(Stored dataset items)
####################
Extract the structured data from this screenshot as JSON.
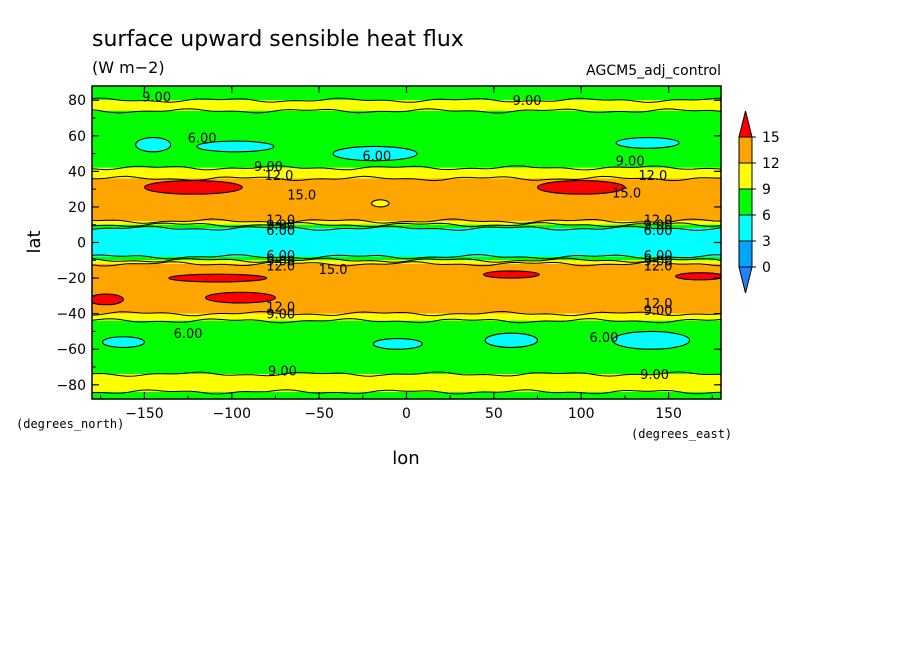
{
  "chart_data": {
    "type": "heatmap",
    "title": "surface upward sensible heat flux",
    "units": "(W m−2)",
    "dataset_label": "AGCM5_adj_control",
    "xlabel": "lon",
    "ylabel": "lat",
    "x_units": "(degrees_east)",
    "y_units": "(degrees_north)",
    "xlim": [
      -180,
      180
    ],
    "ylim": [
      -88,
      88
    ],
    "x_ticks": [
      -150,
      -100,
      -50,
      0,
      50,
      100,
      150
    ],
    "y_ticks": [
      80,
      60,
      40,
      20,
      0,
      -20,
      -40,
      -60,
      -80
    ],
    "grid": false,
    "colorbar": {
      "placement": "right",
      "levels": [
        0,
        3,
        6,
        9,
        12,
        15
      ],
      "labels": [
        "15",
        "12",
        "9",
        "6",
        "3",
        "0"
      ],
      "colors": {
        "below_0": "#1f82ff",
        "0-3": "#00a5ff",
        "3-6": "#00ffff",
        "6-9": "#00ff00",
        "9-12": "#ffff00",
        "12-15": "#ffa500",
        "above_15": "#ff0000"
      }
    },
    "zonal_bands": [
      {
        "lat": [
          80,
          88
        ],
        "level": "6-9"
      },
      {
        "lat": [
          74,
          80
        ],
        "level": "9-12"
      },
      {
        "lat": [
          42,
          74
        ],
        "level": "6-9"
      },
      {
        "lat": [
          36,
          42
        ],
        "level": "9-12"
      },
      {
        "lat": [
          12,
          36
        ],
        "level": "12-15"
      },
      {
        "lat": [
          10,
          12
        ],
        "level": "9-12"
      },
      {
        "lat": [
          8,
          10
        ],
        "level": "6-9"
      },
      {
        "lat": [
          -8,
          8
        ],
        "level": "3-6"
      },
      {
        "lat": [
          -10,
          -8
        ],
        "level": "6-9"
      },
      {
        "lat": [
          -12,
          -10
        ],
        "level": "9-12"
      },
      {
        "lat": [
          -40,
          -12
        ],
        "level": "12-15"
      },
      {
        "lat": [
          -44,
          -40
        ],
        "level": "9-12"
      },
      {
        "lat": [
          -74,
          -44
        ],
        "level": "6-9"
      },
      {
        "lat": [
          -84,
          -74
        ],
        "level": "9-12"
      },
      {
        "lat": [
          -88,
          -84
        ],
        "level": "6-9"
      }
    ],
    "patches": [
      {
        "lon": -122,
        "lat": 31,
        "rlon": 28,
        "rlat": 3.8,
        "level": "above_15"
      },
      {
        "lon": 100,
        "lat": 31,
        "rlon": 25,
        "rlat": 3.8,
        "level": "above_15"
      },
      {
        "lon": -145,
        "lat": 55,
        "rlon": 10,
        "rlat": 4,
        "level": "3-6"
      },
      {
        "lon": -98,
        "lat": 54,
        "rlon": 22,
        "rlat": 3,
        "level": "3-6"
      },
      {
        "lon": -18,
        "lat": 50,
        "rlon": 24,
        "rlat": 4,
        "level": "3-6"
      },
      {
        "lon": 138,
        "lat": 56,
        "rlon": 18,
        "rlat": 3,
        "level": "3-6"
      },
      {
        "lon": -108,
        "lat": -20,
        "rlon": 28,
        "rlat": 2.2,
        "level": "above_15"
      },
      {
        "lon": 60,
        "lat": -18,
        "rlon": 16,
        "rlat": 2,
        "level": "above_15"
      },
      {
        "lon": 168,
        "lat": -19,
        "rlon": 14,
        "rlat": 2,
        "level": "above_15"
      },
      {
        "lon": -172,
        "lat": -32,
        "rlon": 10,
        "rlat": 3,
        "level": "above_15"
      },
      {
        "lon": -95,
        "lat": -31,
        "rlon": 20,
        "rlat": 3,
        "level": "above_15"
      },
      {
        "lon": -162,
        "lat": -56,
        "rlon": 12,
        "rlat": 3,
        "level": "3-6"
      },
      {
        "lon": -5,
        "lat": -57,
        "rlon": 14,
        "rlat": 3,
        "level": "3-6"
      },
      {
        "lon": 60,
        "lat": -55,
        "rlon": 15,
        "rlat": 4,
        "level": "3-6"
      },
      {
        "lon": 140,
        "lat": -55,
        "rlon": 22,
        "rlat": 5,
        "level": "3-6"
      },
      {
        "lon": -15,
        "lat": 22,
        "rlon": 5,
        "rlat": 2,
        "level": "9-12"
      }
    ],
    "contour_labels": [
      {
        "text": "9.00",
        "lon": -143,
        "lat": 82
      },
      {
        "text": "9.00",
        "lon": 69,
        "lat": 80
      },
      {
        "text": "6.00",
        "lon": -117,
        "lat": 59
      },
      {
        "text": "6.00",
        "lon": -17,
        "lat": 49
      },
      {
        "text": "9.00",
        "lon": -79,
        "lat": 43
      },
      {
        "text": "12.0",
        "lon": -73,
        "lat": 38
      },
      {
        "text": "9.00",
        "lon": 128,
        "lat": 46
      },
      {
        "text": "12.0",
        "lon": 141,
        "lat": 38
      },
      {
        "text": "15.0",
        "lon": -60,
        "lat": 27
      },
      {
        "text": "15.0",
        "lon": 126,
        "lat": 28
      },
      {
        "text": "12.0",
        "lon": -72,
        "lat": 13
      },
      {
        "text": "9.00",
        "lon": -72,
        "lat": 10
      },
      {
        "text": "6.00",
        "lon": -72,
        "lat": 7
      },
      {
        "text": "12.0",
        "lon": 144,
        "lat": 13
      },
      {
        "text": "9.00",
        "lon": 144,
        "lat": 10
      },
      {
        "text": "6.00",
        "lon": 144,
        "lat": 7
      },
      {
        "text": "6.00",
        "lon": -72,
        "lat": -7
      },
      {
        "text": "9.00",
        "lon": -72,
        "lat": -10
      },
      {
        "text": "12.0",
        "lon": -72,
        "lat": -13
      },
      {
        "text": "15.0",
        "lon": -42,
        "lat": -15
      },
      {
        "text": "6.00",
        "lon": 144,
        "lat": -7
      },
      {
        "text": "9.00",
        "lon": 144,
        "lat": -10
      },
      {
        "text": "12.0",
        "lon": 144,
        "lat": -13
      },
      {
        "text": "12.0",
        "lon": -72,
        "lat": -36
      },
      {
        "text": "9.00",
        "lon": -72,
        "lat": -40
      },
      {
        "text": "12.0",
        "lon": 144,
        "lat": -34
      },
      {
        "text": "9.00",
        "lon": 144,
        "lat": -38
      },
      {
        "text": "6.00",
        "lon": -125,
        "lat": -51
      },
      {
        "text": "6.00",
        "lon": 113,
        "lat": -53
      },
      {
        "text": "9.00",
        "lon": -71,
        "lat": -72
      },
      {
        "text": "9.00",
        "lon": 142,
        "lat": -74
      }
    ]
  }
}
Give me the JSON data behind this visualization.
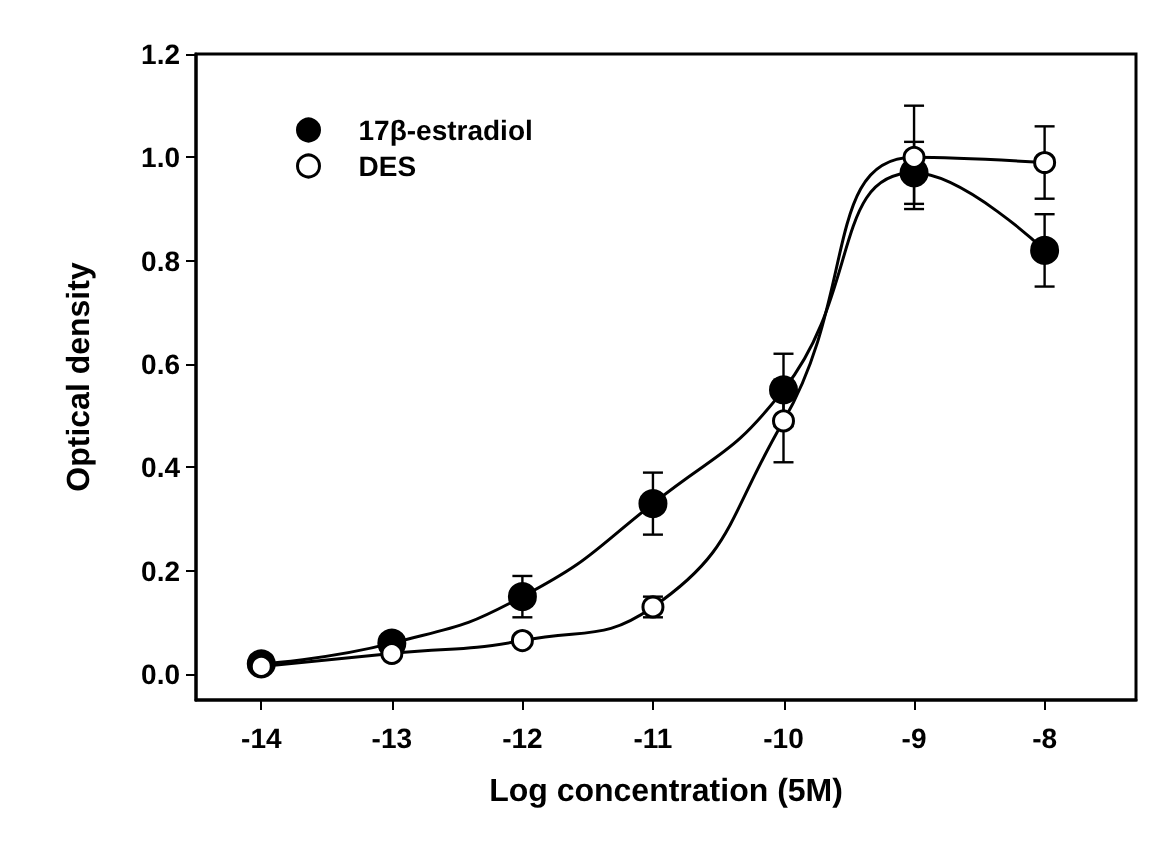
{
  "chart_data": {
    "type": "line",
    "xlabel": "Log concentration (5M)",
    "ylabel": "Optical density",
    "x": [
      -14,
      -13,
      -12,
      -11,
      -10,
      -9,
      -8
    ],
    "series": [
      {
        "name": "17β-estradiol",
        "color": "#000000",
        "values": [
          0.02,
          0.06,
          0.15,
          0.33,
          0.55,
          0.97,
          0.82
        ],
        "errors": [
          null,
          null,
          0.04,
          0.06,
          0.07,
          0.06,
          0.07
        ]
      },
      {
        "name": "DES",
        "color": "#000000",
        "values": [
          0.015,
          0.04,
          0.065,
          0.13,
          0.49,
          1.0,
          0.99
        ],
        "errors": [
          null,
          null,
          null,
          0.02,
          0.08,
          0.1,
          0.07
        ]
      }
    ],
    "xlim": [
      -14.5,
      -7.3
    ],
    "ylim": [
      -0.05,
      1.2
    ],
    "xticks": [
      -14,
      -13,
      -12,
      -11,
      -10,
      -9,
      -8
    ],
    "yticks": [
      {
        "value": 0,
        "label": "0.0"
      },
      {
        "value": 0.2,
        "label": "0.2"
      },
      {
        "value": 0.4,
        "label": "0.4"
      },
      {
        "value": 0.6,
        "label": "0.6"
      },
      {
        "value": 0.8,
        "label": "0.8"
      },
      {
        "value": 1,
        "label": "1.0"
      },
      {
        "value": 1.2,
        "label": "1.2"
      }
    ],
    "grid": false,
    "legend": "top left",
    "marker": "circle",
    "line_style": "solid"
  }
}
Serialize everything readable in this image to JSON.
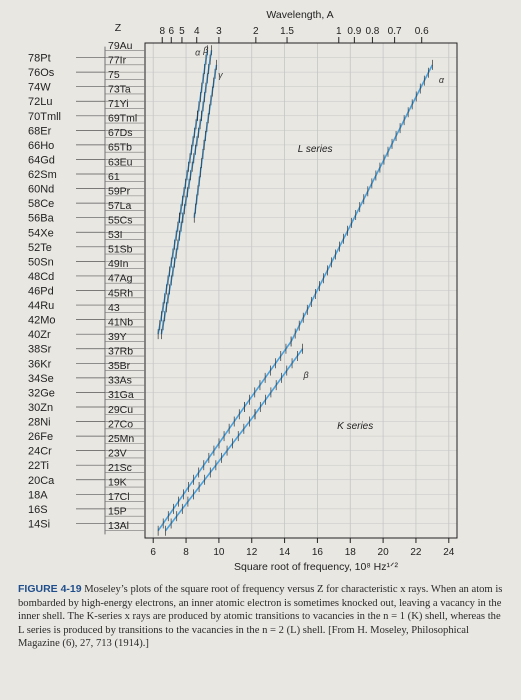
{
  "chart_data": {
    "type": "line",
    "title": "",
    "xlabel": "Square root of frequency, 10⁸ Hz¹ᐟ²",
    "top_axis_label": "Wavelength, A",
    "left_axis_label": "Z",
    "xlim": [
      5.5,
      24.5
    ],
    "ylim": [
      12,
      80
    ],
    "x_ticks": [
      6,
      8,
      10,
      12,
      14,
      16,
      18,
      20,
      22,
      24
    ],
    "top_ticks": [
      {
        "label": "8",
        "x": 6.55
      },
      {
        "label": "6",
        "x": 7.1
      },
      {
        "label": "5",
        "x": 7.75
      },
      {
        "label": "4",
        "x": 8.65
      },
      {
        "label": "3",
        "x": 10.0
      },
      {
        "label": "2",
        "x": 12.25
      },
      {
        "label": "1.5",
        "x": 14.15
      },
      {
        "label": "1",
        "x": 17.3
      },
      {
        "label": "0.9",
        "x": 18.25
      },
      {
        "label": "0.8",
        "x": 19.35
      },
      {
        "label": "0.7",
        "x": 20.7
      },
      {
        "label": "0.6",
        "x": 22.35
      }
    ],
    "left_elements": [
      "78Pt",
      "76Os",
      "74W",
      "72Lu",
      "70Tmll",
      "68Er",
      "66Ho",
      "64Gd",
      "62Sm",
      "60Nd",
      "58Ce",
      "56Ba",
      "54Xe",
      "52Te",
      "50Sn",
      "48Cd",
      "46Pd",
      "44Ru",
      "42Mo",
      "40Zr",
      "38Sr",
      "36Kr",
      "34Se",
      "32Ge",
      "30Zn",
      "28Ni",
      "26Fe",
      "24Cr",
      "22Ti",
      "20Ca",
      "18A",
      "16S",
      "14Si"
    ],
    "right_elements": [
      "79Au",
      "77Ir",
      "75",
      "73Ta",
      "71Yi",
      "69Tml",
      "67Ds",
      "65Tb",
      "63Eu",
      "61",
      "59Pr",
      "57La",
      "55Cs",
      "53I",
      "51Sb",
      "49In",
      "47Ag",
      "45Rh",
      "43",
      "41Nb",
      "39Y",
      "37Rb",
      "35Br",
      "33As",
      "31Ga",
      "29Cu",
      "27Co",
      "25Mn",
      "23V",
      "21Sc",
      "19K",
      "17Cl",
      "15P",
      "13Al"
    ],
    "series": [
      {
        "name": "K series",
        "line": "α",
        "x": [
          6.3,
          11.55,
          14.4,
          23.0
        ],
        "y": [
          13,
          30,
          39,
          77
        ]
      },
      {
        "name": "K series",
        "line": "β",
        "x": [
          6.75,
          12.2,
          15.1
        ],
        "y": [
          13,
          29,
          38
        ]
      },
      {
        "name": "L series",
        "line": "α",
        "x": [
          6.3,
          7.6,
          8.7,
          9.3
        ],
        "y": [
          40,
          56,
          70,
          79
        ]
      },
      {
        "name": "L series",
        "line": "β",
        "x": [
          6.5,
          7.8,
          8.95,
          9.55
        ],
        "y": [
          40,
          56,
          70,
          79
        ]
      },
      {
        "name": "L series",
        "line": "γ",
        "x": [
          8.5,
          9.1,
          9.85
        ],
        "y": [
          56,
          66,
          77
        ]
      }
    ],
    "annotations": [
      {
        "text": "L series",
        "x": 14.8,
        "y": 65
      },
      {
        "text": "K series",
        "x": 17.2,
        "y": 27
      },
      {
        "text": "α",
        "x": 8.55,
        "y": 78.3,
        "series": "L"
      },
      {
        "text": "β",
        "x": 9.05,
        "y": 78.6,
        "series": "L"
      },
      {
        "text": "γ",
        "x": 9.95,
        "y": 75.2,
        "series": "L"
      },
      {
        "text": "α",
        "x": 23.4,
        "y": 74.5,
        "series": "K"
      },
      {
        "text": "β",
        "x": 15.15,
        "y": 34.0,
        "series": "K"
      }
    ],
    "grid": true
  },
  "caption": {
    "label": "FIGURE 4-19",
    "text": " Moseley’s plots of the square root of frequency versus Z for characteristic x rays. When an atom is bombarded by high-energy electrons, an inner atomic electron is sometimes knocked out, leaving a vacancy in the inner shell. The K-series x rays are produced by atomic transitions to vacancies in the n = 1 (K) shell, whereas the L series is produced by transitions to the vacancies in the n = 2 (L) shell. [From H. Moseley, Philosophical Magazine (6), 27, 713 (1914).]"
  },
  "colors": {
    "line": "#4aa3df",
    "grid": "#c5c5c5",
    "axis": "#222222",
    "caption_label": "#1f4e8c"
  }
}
####################
# Task to complete
Pick out each line in the material containing "title".

# Finished exercise
    "title": "surface upward sensible heat flux",
    "title": "",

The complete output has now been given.